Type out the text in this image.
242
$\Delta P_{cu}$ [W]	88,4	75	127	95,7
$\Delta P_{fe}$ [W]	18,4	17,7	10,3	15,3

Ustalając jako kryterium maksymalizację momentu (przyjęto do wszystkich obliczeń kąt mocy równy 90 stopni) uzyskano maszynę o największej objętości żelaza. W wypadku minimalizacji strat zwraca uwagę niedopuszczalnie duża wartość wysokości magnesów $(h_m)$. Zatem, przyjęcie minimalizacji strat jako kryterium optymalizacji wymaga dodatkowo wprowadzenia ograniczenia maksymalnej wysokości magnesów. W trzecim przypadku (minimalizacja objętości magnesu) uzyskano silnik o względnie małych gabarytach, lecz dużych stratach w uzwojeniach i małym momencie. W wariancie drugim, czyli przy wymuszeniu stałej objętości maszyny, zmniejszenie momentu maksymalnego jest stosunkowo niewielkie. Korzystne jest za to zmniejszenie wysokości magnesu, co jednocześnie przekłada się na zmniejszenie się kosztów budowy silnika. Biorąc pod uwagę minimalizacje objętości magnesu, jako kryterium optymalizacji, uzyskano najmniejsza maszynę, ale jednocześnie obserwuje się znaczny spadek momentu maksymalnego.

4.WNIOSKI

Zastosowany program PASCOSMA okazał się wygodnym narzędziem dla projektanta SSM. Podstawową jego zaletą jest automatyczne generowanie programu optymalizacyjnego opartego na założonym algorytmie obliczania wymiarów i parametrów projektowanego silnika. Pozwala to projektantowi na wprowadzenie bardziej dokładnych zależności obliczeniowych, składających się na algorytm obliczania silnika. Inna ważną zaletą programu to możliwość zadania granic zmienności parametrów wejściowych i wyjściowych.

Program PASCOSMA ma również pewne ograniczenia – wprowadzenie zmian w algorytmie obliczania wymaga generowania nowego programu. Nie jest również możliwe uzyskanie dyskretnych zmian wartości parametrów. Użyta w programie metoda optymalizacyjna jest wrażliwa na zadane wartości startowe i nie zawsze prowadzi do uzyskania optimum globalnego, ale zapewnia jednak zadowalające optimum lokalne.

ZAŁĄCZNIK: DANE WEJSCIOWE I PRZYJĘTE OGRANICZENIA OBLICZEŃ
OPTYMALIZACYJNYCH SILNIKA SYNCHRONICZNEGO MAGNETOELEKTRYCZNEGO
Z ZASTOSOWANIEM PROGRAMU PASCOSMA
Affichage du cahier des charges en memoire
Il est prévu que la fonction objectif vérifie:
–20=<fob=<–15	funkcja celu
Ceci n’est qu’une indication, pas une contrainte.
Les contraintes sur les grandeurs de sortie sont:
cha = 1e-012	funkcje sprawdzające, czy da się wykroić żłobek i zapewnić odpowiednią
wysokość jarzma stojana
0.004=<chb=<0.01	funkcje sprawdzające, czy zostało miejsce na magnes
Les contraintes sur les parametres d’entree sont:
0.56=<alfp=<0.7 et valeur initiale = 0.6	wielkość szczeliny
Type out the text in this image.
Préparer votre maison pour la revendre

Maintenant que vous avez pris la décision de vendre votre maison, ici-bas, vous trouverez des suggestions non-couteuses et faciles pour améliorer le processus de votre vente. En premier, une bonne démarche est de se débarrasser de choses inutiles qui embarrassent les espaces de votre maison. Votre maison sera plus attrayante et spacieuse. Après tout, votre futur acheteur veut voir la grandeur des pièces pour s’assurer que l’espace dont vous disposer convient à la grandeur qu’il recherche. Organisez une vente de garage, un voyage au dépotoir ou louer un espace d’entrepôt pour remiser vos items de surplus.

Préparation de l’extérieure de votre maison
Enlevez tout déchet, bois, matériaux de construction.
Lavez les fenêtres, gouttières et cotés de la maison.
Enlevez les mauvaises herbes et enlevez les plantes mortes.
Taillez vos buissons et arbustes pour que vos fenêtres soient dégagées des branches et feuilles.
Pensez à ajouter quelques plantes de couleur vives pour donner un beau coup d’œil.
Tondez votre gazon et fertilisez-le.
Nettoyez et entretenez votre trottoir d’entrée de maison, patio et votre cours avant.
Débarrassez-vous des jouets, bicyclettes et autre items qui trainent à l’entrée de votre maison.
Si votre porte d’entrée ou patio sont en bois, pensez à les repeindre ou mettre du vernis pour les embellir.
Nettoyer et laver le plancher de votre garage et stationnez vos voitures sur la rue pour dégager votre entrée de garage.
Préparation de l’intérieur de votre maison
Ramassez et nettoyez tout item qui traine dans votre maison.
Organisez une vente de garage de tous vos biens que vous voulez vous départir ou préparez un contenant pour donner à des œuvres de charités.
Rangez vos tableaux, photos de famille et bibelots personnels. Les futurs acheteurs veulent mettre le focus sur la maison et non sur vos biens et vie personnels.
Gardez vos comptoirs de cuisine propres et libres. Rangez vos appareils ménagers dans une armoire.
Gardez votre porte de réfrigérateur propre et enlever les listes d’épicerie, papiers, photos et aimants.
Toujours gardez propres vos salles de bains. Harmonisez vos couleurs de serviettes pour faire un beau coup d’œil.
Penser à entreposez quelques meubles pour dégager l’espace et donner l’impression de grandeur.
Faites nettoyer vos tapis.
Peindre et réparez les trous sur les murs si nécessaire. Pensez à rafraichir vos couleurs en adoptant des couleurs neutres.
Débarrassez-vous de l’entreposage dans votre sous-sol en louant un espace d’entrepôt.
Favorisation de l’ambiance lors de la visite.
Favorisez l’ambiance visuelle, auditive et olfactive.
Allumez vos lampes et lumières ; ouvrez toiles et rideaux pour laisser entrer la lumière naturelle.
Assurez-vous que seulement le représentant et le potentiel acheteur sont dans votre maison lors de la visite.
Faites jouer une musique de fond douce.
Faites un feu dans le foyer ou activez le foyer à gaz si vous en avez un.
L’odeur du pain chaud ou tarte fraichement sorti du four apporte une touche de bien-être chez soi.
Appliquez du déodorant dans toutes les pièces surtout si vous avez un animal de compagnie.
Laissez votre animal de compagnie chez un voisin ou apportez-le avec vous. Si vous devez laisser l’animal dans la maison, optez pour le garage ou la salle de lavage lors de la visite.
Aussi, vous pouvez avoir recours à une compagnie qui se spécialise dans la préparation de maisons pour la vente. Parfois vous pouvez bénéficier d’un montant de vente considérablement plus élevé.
+ + + + + + +
_WORK TO COMPLETE:_ Please quote the data above in full, with no line missing.

_SOLUTION TO THIS EXERCISE:_
Type out the text in this image.
242
$\Delta P_{cu}$ [W]	88,4	75	127	95,7
$\Delta P_{fe}$ [W]	18,4	17,7	10,3	15,3

Ustalając jako kryterium maksymalizację momentu (przyjęto do wszystkich obliczeń kąt mocy równy 90 stopni) uzyskano maszynę o największej objętości żelaza. W wypadku minimalizacji strat zwraca uwagę niedopuszczalnie duża wartość wysokości magnesów $(h_m)$. Zatem, przyjęcie minimalizacji strat jako kryterium optymalizacji wymaga dodatkowo wprowadzenia ograniczenia maksymalnej wysokości magnesów. W trzecim przypadku (minimalizacja objętości magnesu) uzyskano silnik o względnie małych gabarytach, lecz dużych stratach w uzwojeniach i małym momencie. W wariancie drugim, czyli przy wymuszeniu stałej objętości maszyny, zmniejszenie momentu maksymalnego jest stosunkowo niewielkie. Korzystne jest za to zmniejszenie wysokości magnesu, co jednocześnie przekłada się na zmniejszenie się kosztów budowy silnika. Biorąc pod uwagę minimalizacje objętości magnesu, jako kryterium optymalizacji, uzyskano najmniejsza maszynę, ale jednocześnie obserwuje się znaczny spadek momentu maksymalnego.

4.WNIOSKI

Zastosowany program PASCOSMA okazał się wygodnym narzędziem dla projektanta SSM. Podstawową jego zaletą jest automatyczne generowanie programu optymalizacyjnego opartego na założonym algorytmie obliczania wymiarów i parametrów projektowanego silnika. Pozwala to projektantowi na wprowadzenie bardziej dokładnych zależności obliczeniowych, składających się na algorytm obliczania silnika. Inna ważną zaletą programu to możliwość zadania granic zmienności parametrów wejściowych i wyjściowych.

Program PASCOSMA ma również pewne ograniczenia – wprowadzenie zmian w algorytmie obliczania wymaga generowania nowego programu. Nie jest również możliwe uzyskanie dyskretnych zmian wartości parametrów. Użyta w programie metoda optymalizacyjna jest wrażliwa na zadane wartości startowe i nie zawsze prowadzi do uzyskania optimum globalnego, ale zapewnia jednak zadowalające optimum lokalne.

ZAŁĄCZNIK: DANE WEJSCIOWE I PRZYJĘTE OGRANICZENIA OBLICZEŃ
OPTYMALIZACYJNYCH SILNIKA SYNCHRONICZNEGO MAGNETOELEKTRYCZNEGO
Z ZASTOSOWANIEM PROGRAMU PASCOSMA
Affichage du cahier des charges en memoire
Il est prévu que la fonction objectif vérifie:
–20=<fob=<–15	funkcja celu
Ceci n’est qu’une indication, pas une contrainte.
Les contraintes sur les grandeurs de sortie sont:
cha = 1e-012	funkcje sprawdzające, czy da się wykroić żłobek i zapewnić odpowiednią
wysokość jarzma stojana
0.004=<chb=<0.01	funkcje sprawdzające, czy zostało miejsce na magnes
Les contraintes sur les parametres d’entree sont:
0.56=<alfp=<0.7 et valeur initiale = 0.6	wielkość szczeliny
Type out the text in this image.
Préparer votre maison pour la revendre

Maintenant que vous avez pris la décision de vendre votre maison, ici-bas, vous trouverez des suggestions non-couteuses et faciles pour améliorer le processus de votre vente. En premier, une bonne démarche est de se débarrasser de choses inutiles qui embarrassent les espaces de votre maison. Votre maison sera plus attrayante et spacieuse. Après tout, votre futur acheteur veut voir la grandeur des pièces pour s’assurer que l’espace dont vous disposer convient à la grandeur qu’il recherche. Organisez une vente de garage, un voyage au dépotoir ou louer un espace d’entrepôt pour remiser vos items de surplus.

Préparation de l’extérieure de votre maison
Enlevez tout déchet, bois, matériaux de construction.
Lavez les fenêtres, gouttières et cotés de la maison.
Enlevez les mauvaises herbes et enlevez les plantes mortes.
Taillez vos buissons et arbustes pour que vos fenêtres soient dégagées des branches et feuilles.
Pensez à ajouter quelques plantes de couleur vives pour donner un beau coup d’œil.
Tondez votre gazon et fertilisez-le.
Nettoyez et entretenez votre trottoir d’entrée de maison, patio et votre cours avant.
Débarrassez-vous des jouets, bicyclettes et autre items qui trainent à l’entrée de votre maison.
Si votre porte d’entrée ou patio sont en bois, pensez à les repeindre ou mettre du vernis pour les embellir.
Nettoyer et laver le plancher de votre garage et stationnez vos voitures sur la rue pour dégager votre entrée de garage.
Préparation de l’intérieur de votre maison
Ramassez et nettoyez tout item qui traine dans votre maison.
Organisez une vente de garage de tous vos biens que vous voulez vous départir ou préparez un contenant pour donner à des œuvres de charités.
Rangez vos tableaux, photos de famille et bibelots personnels. Les futurs acheteurs veulent mettre le focus sur la maison et non sur vos biens et vie personnels.
Gardez vos comptoirs de cuisine propres et libres. Rangez vos appareils ménagers dans une armoire.
Gardez votre porte de réfrigérateur propre et enlever les listes d’épicerie, papiers, photos et aimants.
Toujours gardez propres vos salles de bains. Harmonisez vos couleurs de serviettes pour faire un beau coup d’œil.
Penser à entreposez quelques meubles pour dégager l’espace et donner l’impression de grandeur.
Faites nettoyer vos tapis.
Peindre et réparez les trous sur les murs si nécessaire. Pensez à rafraichir vos couleurs en adoptant des couleurs neutres.
Débarrassez-vous de l’entreposage dans votre sous-sol en louant un espace d’entrepôt.
Favorisation de l’ambiance lors de la visite.
Favorisez l’ambiance visuelle, auditive et olfactive.
Allumez vos lampes et lumières ; ouvrez toiles et rideaux pour laisser entrer la lumière naturelle.
Assurez-vous que seulement le représentant et le potentiel acheteur sont dans votre maison lors de la visite.
Faites jouer une musique de fond douce.
Faites un feu dans le foyer ou activez le foyer à gaz si vous en avez un.
L’odeur du pain chaud ou tarte fraichement sorti du four apporte une touche de bien-être chez soi.
Appliquez du déodorant dans toutes les pièces surtout si vous avez un animal de compagnie.
Laissez votre animal de compagnie chez un voisin ou apportez-le avec vous. Si vous devez laisser l’animal dans la maison, optez pour le garage ou la salle de lavage lors de la visite.
Aussi, vous pouvez avoir recours à une compagnie qui se spécialise dans la préparation de maisons pour la vente. Parfois vous pouvez bénéficier d’un montant de vente considérablement plus élevé.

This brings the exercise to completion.